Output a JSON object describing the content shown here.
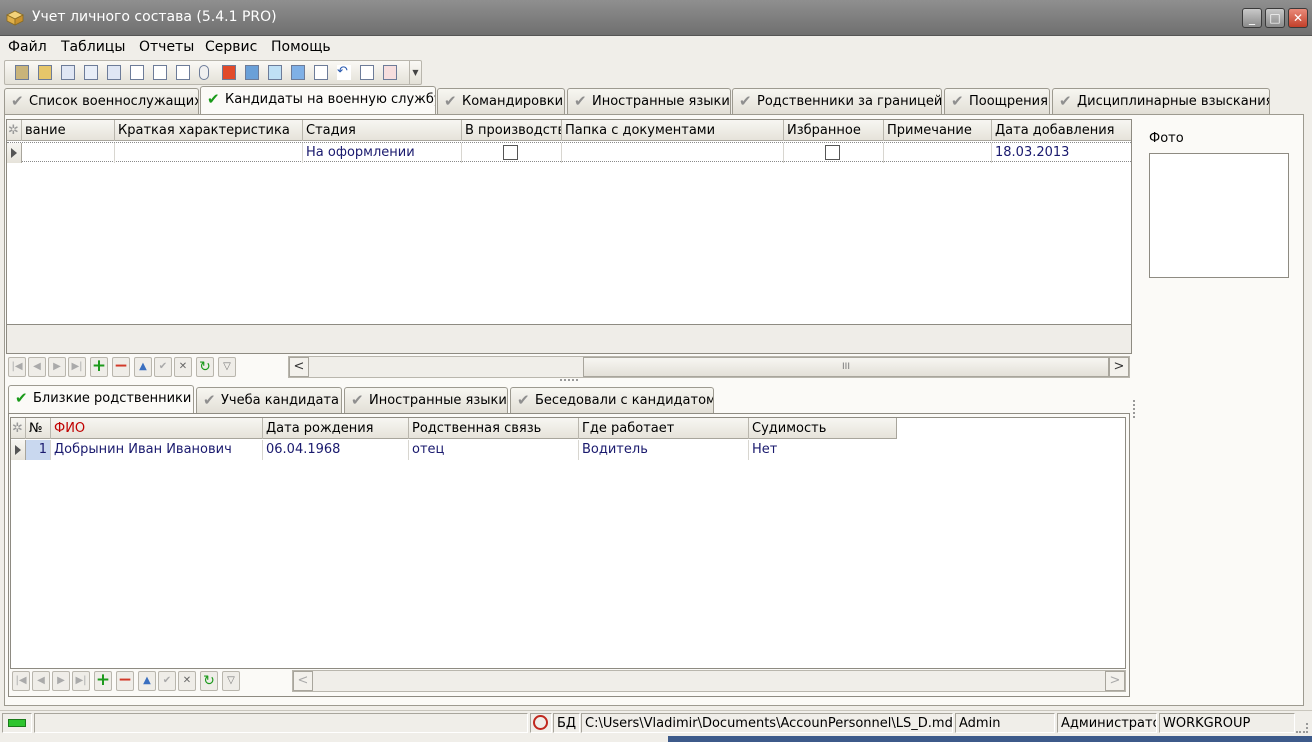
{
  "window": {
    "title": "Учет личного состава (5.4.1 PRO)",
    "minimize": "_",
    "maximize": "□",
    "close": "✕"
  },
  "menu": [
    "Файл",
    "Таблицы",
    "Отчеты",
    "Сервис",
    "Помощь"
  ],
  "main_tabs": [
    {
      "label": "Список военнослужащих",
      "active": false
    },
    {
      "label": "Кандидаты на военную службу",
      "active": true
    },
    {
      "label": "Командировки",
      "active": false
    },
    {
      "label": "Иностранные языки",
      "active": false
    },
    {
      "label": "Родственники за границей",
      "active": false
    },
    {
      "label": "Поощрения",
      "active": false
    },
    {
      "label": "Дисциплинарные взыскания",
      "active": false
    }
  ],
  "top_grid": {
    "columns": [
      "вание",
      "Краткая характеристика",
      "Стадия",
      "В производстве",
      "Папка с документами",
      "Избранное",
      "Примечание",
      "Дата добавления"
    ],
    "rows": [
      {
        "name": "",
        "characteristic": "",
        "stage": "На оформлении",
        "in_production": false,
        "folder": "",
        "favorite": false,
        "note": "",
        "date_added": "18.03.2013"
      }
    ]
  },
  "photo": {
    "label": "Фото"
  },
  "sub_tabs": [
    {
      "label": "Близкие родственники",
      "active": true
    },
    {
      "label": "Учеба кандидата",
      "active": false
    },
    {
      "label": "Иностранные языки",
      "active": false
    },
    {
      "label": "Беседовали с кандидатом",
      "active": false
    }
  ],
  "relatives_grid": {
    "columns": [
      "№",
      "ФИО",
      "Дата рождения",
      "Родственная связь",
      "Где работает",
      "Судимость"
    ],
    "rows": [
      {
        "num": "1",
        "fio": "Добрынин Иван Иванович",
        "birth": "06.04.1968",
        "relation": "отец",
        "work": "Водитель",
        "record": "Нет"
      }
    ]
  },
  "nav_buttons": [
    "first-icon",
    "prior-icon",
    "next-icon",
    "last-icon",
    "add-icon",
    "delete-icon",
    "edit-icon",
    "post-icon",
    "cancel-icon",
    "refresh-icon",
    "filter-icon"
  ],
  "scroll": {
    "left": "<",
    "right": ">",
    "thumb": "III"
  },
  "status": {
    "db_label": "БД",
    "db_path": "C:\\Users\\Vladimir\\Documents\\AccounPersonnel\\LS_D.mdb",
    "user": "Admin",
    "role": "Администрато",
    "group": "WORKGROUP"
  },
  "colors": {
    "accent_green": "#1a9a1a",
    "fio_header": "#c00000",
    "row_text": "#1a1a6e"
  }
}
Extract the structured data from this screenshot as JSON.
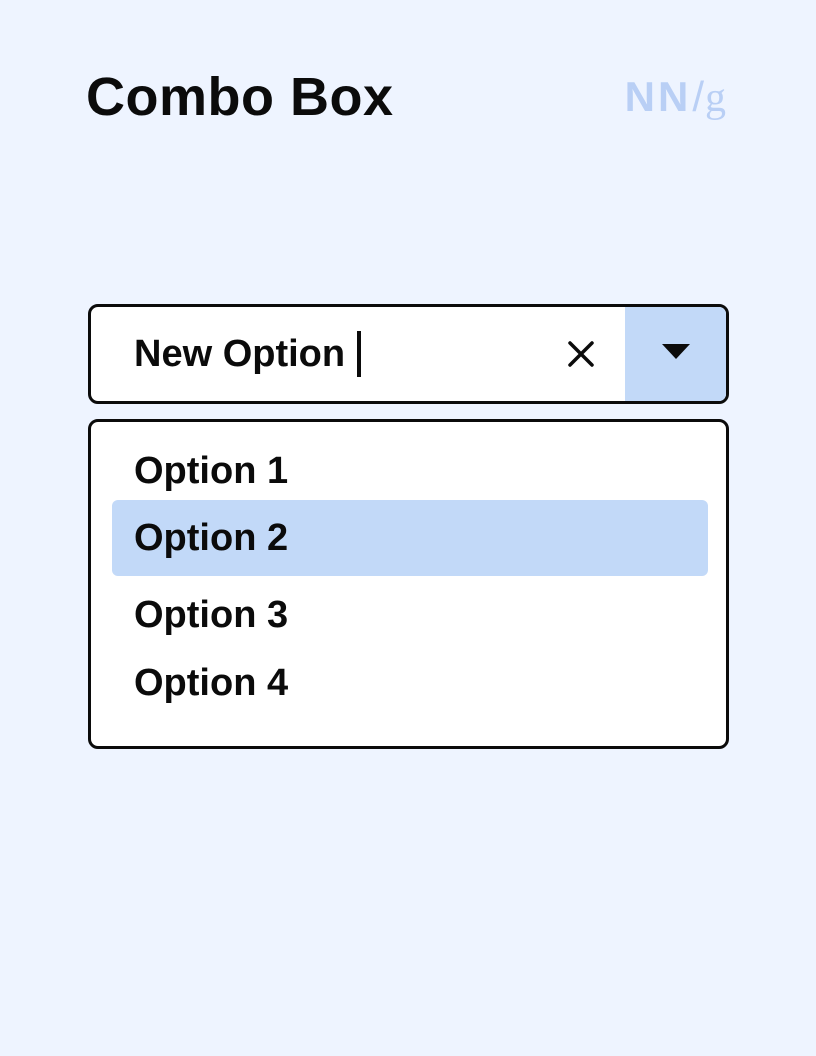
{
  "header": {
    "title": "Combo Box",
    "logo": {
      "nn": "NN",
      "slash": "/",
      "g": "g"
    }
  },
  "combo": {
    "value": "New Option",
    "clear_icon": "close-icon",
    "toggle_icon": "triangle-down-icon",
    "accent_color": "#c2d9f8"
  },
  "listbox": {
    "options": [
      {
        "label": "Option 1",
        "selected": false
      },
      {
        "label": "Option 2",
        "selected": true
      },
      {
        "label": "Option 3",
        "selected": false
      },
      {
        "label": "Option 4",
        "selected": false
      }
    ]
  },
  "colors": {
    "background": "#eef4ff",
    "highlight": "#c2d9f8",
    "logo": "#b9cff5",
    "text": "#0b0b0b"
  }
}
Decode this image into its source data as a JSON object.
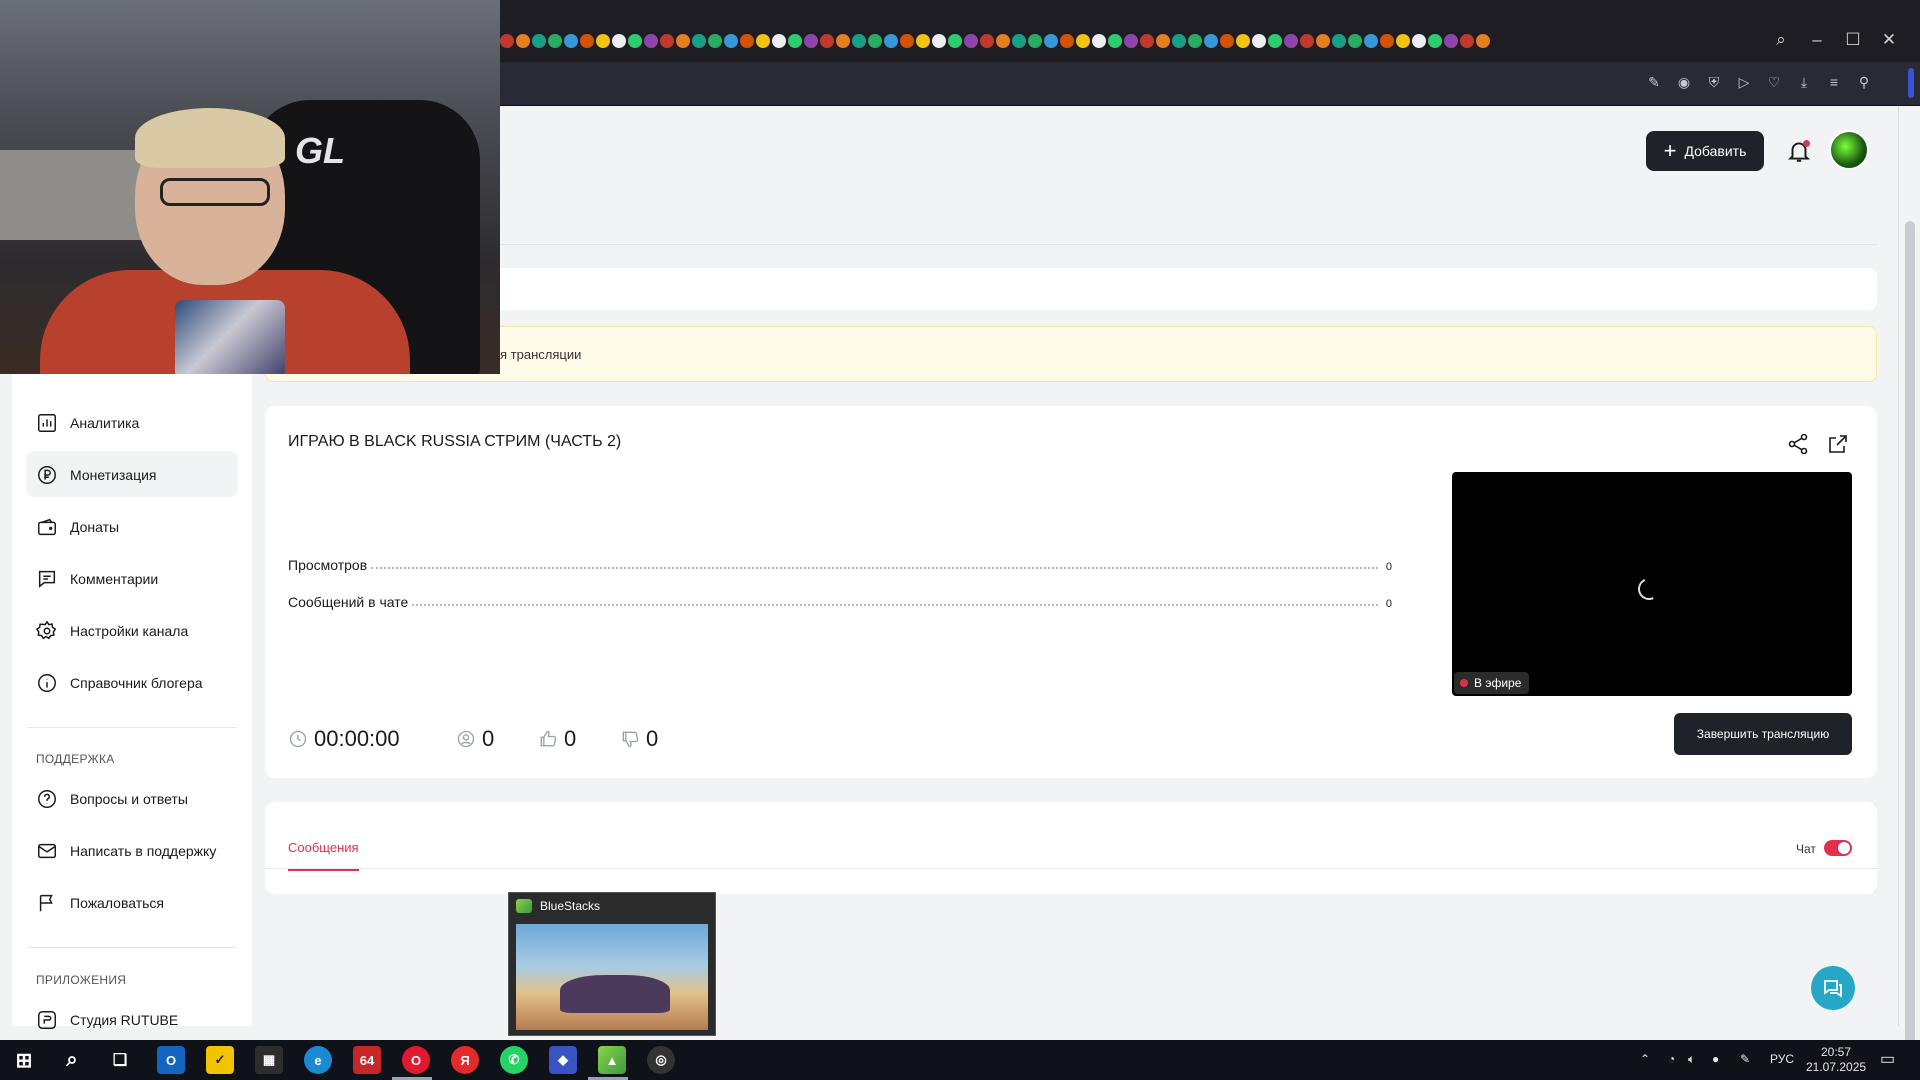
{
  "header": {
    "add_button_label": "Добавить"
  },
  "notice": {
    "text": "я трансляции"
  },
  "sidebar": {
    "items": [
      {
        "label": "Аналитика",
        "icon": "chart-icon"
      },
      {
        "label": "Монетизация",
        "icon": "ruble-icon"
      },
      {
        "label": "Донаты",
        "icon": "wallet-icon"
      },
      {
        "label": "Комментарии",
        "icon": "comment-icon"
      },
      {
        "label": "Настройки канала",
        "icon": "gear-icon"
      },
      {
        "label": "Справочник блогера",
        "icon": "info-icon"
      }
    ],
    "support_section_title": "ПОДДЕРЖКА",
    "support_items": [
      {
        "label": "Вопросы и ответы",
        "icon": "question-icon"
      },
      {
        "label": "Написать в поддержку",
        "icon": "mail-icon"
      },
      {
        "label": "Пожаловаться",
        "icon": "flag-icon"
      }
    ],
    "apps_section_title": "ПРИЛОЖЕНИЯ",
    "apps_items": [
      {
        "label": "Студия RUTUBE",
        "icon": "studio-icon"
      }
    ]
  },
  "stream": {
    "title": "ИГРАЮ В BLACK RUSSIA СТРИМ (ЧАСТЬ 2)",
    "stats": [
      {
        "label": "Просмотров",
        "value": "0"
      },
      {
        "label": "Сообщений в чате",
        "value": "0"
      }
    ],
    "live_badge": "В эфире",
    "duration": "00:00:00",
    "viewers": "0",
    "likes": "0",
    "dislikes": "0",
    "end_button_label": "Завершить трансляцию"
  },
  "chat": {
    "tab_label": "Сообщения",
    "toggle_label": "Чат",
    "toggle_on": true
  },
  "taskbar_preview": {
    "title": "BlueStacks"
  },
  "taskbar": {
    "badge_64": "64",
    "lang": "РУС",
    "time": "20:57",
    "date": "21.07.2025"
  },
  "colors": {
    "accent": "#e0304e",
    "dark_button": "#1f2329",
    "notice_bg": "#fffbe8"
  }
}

-- -- --

## INSTRUCTIONS TO FOLLOW
Report the number of lines above that contain the word "object", and only that number.

## EXERCISE RESULT
2